WHAT THIS TASK INVOLVES = Copy out the lines of the data below word for word, omitting the picture placeholders.

==== TASK MATERIAL

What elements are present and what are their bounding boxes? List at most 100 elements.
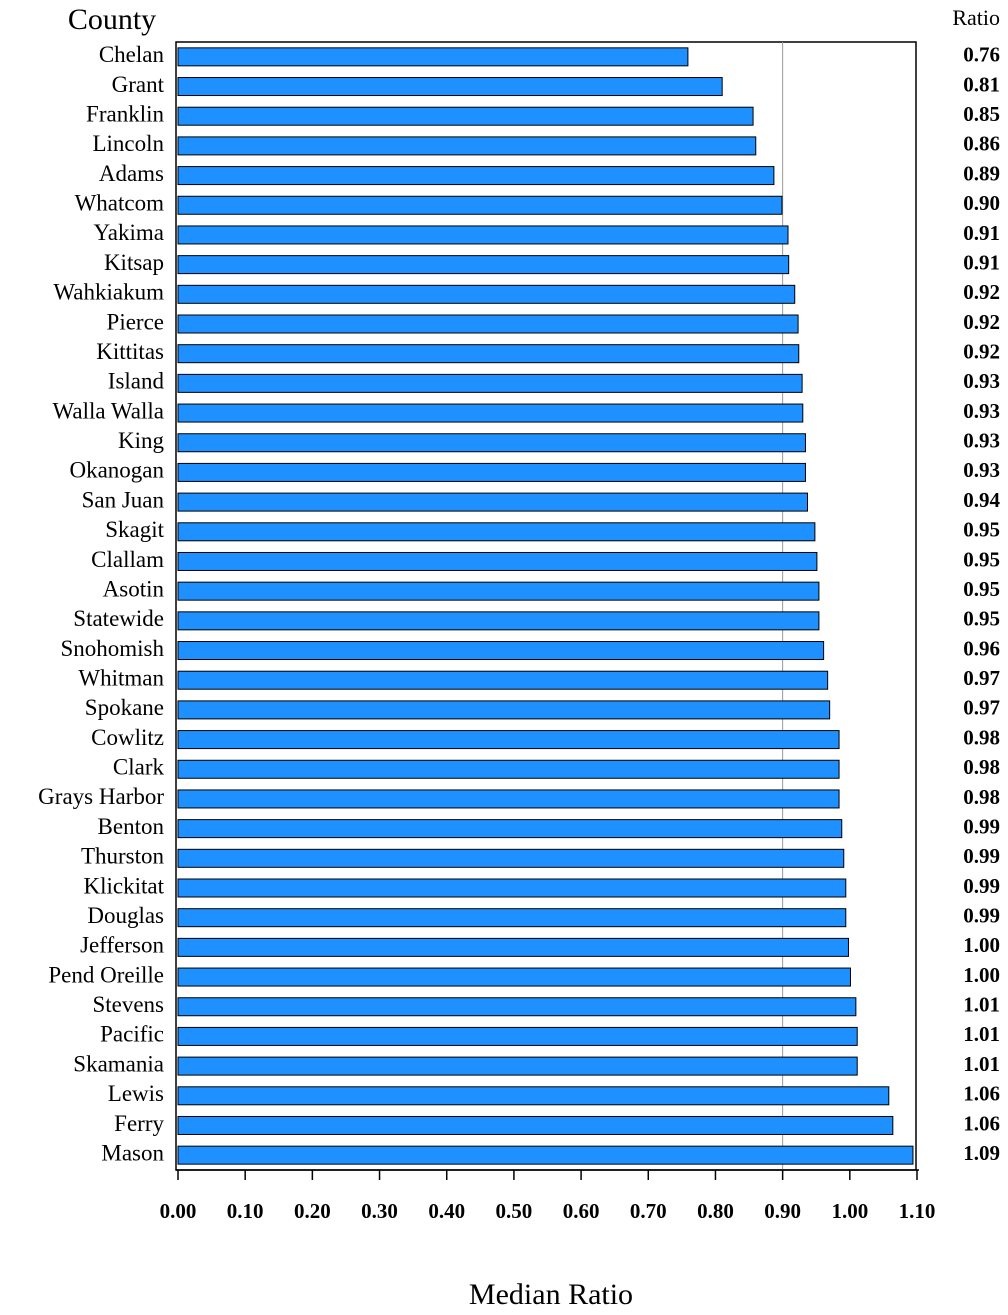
category-label: Pierce xyxy=(107,309,164,334)
x-tick-label: 0.70 xyxy=(630,1199,667,1223)
category-header: County xyxy=(68,3,156,36)
bar xyxy=(177,670,829,690)
bar xyxy=(177,492,808,512)
bar xyxy=(177,433,806,453)
category-label: Asotin xyxy=(103,576,165,601)
value-label: 0.91 xyxy=(963,221,1000,245)
bar xyxy=(177,1026,858,1046)
category-label: Wahkiakum xyxy=(53,280,164,305)
category-label: Kittitas xyxy=(96,339,164,364)
category-label: Ferry xyxy=(114,1111,164,1136)
category-label: Island xyxy=(108,369,165,394)
category-label: Spokane xyxy=(85,695,164,720)
value-label: 0.76 xyxy=(963,43,1000,67)
x-tick-label: 0.30 xyxy=(361,1199,398,1223)
value-label: 0.94 xyxy=(963,488,1000,512)
bar xyxy=(177,908,847,928)
value-label: 1.06 xyxy=(963,1082,1000,1106)
value-label: 1.00 xyxy=(963,963,1000,987)
category-label: King xyxy=(118,428,165,453)
x-tick-label: 0.60 xyxy=(563,1199,600,1223)
value-label: 0.92 xyxy=(963,339,1000,363)
bar xyxy=(177,344,800,364)
value-label: 0.97 xyxy=(963,666,1000,690)
category-label: Adams xyxy=(99,161,164,186)
category-label: Clallam xyxy=(91,547,164,572)
category-label: Okanogan xyxy=(69,458,164,483)
value-label: 1.01 xyxy=(963,1022,1000,1046)
value-label: 0.86 xyxy=(963,132,1000,156)
x-tick-label: 0.50 xyxy=(496,1199,533,1223)
bar xyxy=(177,937,849,957)
x-tick-label: 0.00 xyxy=(160,1199,197,1223)
value-label: 0.95 xyxy=(963,518,1000,542)
category-label: Douglas xyxy=(87,903,164,928)
value-label: 0.90 xyxy=(963,191,1000,215)
x-axis-title: Median Ratio xyxy=(469,1278,633,1311)
category-label: Whitman xyxy=(78,665,164,690)
value-label: 0.99 xyxy=(963,844,1000,868)
x-tick-label: 1.00 xyxy=(831,1199,868,1223)
category-label: Benton xyxy=(98,814,165,839)
bar xyxy=(177,997,857,1017)
x-tick-label: 0.10 xyxy=(227,1199,264,1223)
bar xyxy=(177,759,840,779)
value-label: 0.95 xyxy=(963,577,1000,601)
value-label: 0.85 xyxy=(963,102,1000,126)
category-label: Stevens xyxy=(92,992,164,1017)
category-label: Walla Walla xyxy=(53,398,164,423)
value-label: 1.01 xyxy=(963,993,1000,1017)
bar xyxy=(177,848,845,868)
bar xyxy=(177,522,816,542)
value-label: 0.98 xyxy=(963,755,1000,779)
x-tick-label: 0.40 xyxy=(428,1199,465,1223)
bar xyxy=(177,136,757,156)
value-label: 1.00 xyxy=(963,933,1000,957)
bar xyxy=(177,1086,890,1106)
category-label: Pend Oreille xyxy=(48,962,164,987)
value-label: 0.95 xyxy=(963,547,1000,571)
category-label: Grays Harbor xyxy=(38,784,164,809)
value-label: 0.97 xyxy=(963,696,1000,720)
category-label: Skagit xyxy=(105,517,164,542)
bar xyxy=(177,373,803,393)
bar xyxy=(177,77,723,97)
value-label: 0.93 xyxy=(963,429,1000,453)
category-label: Klickitat xyxy=(84,873,165,898)
value-header: Ratio xyxy=(952,5,1000,30)
value-label: 0.91 xyxy=(963,250,1000,274)
bar xyxy=(177,106,754,126)
x-tick-label: 0.80 xyxy=(697,1199,734,1223)
value-label: 0.99 xyxy=(963,874,1000,898)
bar xyxy=(177,730,840,750)
bar xyxy=(177,878,847,898)
category-label: Kitsap xyxy=(104,250,164,275)
value-label: 0.93 xyxy=(963,399,1000,423)
category-label: Snohomish xyxy=(60,636,164,661)
category-label: Franklin xyxy=(86,101,164,126)
bar xyxy=(177,819,843,839)
bar xyxy=(177,225,789,245)
category-label: Lincoln xyxy=(92,131,164,156)
value-label: 1.01 xyxy=(963,1052,1000,1076)
bar xyxy=(177,284,796,304)
value-label: 0.95 xyxy=(963,607,1000,631)
category-label: Statewide xyxy=(73,606,164,631)
bar xyxy=(177,166,775,186)
value-label: 0.96 xyxy=(963,636,1000,660)
value-label: 0.81 xyxy=(963,72,1000,96)
bar xyxy=(177,611,820,631)
value-label: 0.98 xyxy=(963,785,1000,809)
bar xyxy=(177,1145,914,1165)
bar xyxy=(177,581,820,601)
value-label: 1.09 xyxy=(963,1141,1000,1165)
category-label: Yakima xyxy=(93,220,164,245)
category-label: San Juan xyxy=(82,487,165,512)
bar xyxy=(177,1056,858,1076)
bar xyxy=(177,195,783,215)
value-label: 0.99 xyxy=(963,814,1000,838)
category-label: Pacific xyxy=(100,1022,164,1047)
category-label: Whatcom xyxy=(75,191,165,216)
bar xyxy=(177,255,790,275)
value-label: 0.89 xyxy=(963,161,1000,185)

========

TASK ANSWER =
What elements are present and what are their bounding boxes? List at most 100 elements.
category-label: Pierce xyxy=(107,309,164,334)
x-tick-label: 0.70 xyxy=(630,1199,667,1223)
category-header: County xyxy=(68,3,156,36)
bar xyxy=(177,670,829,690)
bar xyxy=(177,492,808,512)
bar xyxy=(177,433,806,453)
category-label: Asotin xyxy=(103,576,165,601)
value-label: 0.91 xyxy=(963,221,1000,245)
bar xyxy=(177,1026,858,1046)
category-label: Wahkiakum xyxy=(53,280,164,305)
category-label: Kittitas xyxy=(96,339,164,364)
category-label: Ferry xyxy=(114,1111,164,1136)
category-label: Island xyxy=(108,369,165,394)
category-label: Spokane xyxy=(85,695,164,720)
value-label: 0.76 xyxy=(963,43,1000,67)
x-tick-label: 0.30 xyxy=(361,1199,398,1223)
value-label: 0.94 xyxy=(963,488,1000,512)
bar xyxy=(177,908,847,928)
value-label: 1.06 xyxy=(963,1082,1000,1106)
value-label: 1.00 xyxy=(963,963,1000,987)
category-label: King xyxy=(118,428,165,453)
x-tick-label: 0.60 xyxy=(563,1199,600,1223)
value-label: 0.92 xyxy=(963,339,1000,363)
bar xyxy=(177,344,800,364)
value-label: 0.97 xyxy=(963,666,1000,690)
category-label: Adams xyxy=(99,161,164,186)
category-label: Clallam xyxy=(91,547,164,572)
category-label: Okanogan xyxy=(69,458,164,483)
value-label: 1.01 xyxy=(963,1022,1000,1046)
value-label: 0.86 xyxy=(963,132,1000,156)
x-tick-label: 0.50 xyxy=(496,1199,533,1223)
bar xyxy=(177,937,849,957)
x-tick-label: 0.00 xyxy=(160,1199,197,1223)
value-label: 0.95 xyxy=(963,518,1000,542)
category-label: Douglas xyxy=(87,903,164,928)
value-label: 0.90 xyxy=(963,191,1000,215)
x-axis-title: Median Ratio xyxy=(469,1278,633,1311)
category-label: Whitman xyxy=(78,665,164,690)
value-label: 0.99 xyxy=(963,844,1000,868)
x-tick-label: 1.00 xyxy=(831,1199,868,1223)
category-label: Benton xyxy=(98,814,165,839)
bar xyxy=(177,997,857,1017)
x-tick-label: 0.10 xyxy=(227,1199,264,1223)
bar xyxy=(177,759,840,779)
value-label: 0.95 xyxy=(963,577,1000,601)
value-label: 0.85 xyxy=(963,102,1000,126)
category-label: Stevens xyxy=(92,992,164,1017)
category-label: Walla Walla xyxy=(53,398,164,423)
value-label: 1.01 xyxy=(963,993,1000,1017)
bar xyxy=(177,848,845,868)
bar xyxy=(177,522,816,542)
value-label: 0.98 xyxy=(963,755,1000,779)
x-tick-label: 0.40 xyxy=(428,1199,465,1223)
bar xyxy=(177,136,757,156)
value-label: 1.00 xyxy=(963,933,1000,957)
bar xyxy=(177,1086,890,1106)
category-label: Pend Oreille xyxy=(48,962,164,987)
value-label: 0.95 xyxy=(963,547,1000,571)
category-label: Grays Harbor xyxy=(38,784,164,809)
value-label: 0.97 xyxy=(963,696,1000,720)
category-label: Skagit xyxy=(105,517,164,542)
bar xyxy=(177,373,803,393)
bar xyxy=(177,77,723,97)
value-label: 0.93 xyxy=(963,429,1000,453)
category-label: Klickitat xyxy=(84,873,165,898)
value-header: Ratio xyxy=(952,5,1000,30)
value-label: 0.91 xyxy=(963,250,1000,274)
bar xyxy=(177,106,754,126)
x-tick-label: 0.80 xyxy=(697,1199,734,1223)
value-label: 0.99 xyxy=(963,874,1000,898)
bar xyxy=(177,730,840,750)
bar xyxy=(177,878,847,898)
category-label: Kitsap xyxy=(104,250,164,275)
value-label: 0.93 xyxy=(963,399,1000,423)
category-label: Snohomish xyxy=(60,636,164,661)
category-label: Franklin xyxy=(86,101,164,126)
bar xyxy=(177,819,843,839)
bar xyxy=(177,225,789,245)
category-label: Lincoln xyxy=(92,131,164,156)
value-label: 1.01 xyxy=(963,1052,1000,1076)
bar xyxy=(177,284,796,304)
value-label: 0.95 xyxy=(963,607,1000,631)
category-label: Statewide xyxy=(73,606,164,631)
bar xyxy=(177,166,775,186)
value-label: 0.96 xyxy=(963,636,1000,660)
value-label: 0.81 xyxy=(963,72,1000,96)
bar xyxy=(177,611,820,631)
value-label: 0.98 xyxy=(963,785,1000,809)
bar xyxy=(177,1145,914,1165)
bar xyxy=(177,581,820,601)
value-label: 1.09 xyxy=(963,1141,1000,1165)
category-label: Yakima xyxy=(93,220,164,245)
category-label: San Juan xyxy=(82,487,165,512)
bar xyxy=(177,1056,858,1076)
bar xyxy=(177,195,783,215)
value-label: 0.99 xyxy=(963,814,1000,838)
category-label: Pacific xyxy=(100,1022,164,1047)
category-label: Whatcom xyxy=(75,191,165,216)
bar xyxy=(177,255,790,275)
value-label: 0.89 xyxy=(963,161,1000,185)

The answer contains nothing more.